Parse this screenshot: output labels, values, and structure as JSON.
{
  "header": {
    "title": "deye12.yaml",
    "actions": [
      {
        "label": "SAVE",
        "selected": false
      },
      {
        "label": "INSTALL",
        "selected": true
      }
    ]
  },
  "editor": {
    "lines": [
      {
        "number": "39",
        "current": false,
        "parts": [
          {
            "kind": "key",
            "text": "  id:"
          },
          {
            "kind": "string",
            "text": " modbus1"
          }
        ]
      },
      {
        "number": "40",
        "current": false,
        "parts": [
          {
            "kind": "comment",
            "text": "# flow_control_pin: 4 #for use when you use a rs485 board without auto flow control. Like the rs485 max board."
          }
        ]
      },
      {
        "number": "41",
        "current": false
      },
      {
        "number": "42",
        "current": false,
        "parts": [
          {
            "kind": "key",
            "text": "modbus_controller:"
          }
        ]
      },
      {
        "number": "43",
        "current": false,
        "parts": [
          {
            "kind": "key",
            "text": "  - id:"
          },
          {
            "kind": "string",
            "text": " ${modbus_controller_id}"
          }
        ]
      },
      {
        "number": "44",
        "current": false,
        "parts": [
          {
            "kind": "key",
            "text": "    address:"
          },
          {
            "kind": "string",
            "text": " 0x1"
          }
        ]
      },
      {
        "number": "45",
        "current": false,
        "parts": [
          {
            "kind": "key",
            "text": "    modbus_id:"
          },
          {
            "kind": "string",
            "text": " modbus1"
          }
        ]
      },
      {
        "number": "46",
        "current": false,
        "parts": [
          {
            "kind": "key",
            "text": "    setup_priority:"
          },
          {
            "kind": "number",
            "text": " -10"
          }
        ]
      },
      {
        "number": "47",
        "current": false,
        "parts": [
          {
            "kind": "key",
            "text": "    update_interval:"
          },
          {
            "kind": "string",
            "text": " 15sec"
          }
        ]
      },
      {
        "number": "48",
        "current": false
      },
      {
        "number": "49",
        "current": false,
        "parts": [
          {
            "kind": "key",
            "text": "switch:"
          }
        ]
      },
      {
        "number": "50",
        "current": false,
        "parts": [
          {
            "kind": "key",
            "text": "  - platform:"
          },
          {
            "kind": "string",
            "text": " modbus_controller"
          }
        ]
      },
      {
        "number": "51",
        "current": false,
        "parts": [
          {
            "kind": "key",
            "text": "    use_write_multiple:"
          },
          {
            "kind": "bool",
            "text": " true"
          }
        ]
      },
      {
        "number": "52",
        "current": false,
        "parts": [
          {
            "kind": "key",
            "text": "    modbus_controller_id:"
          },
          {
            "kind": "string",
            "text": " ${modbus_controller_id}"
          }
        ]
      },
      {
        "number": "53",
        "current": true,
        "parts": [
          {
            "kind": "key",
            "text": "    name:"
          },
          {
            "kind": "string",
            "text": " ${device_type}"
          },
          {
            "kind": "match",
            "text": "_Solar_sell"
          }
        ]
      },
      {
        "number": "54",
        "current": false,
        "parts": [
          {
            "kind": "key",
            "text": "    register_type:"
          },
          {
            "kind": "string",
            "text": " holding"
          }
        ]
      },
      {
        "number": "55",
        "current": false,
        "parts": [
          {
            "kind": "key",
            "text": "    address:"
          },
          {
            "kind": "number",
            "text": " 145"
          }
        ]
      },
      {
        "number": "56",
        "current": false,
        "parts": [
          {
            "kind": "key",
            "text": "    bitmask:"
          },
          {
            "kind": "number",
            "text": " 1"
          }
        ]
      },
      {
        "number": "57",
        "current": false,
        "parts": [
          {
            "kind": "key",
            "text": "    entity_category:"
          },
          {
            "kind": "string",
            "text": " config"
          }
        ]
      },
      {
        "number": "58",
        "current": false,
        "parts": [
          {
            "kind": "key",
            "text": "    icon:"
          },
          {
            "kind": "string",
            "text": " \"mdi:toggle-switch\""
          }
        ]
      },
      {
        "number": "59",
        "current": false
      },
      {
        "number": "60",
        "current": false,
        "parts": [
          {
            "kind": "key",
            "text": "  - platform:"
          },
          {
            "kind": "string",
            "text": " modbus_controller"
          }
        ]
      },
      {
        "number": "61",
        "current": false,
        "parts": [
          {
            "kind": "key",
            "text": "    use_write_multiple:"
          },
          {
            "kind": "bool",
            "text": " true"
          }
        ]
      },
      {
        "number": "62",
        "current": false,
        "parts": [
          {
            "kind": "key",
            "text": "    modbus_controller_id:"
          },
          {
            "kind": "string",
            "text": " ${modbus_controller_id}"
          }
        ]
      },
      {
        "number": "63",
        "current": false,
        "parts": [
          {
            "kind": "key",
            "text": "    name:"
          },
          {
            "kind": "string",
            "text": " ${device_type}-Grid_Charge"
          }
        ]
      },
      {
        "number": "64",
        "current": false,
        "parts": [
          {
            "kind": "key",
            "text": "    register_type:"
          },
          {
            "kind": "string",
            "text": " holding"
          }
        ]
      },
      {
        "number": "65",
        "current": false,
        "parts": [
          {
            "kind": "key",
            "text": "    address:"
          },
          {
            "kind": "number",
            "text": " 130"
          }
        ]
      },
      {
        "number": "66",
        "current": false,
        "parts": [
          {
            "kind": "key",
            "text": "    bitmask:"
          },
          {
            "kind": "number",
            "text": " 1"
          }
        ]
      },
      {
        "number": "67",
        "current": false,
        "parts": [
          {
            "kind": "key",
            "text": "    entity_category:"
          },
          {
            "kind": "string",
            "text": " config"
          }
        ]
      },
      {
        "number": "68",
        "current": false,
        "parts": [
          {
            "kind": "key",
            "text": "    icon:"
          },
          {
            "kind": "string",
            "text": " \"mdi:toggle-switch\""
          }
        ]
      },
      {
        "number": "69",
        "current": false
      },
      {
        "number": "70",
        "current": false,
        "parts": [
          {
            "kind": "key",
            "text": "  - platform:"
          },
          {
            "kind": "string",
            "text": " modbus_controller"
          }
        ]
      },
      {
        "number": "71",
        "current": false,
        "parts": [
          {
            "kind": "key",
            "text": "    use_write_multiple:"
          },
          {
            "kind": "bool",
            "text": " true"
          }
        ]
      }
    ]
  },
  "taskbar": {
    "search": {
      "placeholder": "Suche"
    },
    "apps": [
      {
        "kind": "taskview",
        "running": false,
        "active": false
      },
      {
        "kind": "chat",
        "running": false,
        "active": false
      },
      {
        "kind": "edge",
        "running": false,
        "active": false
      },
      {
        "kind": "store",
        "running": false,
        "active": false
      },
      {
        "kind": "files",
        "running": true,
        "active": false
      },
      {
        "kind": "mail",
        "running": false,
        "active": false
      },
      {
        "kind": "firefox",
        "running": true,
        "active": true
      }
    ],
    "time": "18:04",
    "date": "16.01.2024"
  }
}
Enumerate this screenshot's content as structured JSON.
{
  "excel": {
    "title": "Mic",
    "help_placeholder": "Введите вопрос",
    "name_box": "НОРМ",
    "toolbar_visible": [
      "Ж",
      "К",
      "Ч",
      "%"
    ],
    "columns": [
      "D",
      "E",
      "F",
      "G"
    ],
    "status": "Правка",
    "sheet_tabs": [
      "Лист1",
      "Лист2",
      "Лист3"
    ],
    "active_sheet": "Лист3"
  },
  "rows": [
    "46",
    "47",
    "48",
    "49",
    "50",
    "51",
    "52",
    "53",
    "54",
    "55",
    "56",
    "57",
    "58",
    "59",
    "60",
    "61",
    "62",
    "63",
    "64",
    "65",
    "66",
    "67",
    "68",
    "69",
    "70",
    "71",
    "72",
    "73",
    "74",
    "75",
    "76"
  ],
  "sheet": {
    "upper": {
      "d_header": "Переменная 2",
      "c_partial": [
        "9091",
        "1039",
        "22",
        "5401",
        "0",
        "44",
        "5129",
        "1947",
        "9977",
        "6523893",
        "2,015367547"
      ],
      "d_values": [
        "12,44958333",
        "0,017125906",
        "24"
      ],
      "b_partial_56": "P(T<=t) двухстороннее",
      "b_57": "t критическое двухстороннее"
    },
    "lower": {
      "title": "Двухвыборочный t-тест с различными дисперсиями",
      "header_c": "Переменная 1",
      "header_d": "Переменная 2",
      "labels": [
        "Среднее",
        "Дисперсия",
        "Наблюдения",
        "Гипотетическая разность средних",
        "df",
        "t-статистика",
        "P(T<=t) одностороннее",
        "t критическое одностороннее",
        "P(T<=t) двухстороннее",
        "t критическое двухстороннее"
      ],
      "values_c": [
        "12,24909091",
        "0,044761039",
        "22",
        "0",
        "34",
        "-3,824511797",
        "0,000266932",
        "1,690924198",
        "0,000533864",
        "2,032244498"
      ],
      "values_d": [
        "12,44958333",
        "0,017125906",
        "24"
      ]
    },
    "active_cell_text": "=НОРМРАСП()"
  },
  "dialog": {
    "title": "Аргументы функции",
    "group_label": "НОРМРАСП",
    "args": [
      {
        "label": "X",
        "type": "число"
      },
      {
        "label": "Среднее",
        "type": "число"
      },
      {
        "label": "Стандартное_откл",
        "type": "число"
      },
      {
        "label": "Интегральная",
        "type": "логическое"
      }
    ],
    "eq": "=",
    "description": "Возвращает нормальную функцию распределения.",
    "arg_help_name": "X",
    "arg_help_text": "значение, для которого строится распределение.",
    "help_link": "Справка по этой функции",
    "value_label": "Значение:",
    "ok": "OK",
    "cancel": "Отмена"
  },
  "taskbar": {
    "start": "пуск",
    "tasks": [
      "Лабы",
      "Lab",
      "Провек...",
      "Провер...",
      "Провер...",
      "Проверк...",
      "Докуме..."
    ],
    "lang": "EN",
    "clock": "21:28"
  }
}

========================

TASK OBJECTIVE >>
Pull out every line of the records above that contains the word "критическое".

THE OUTPUT >>
      "b_57": "t критическое двухстороннее"
        "t критическое одностороннее",
        "t критическое двухстороннее"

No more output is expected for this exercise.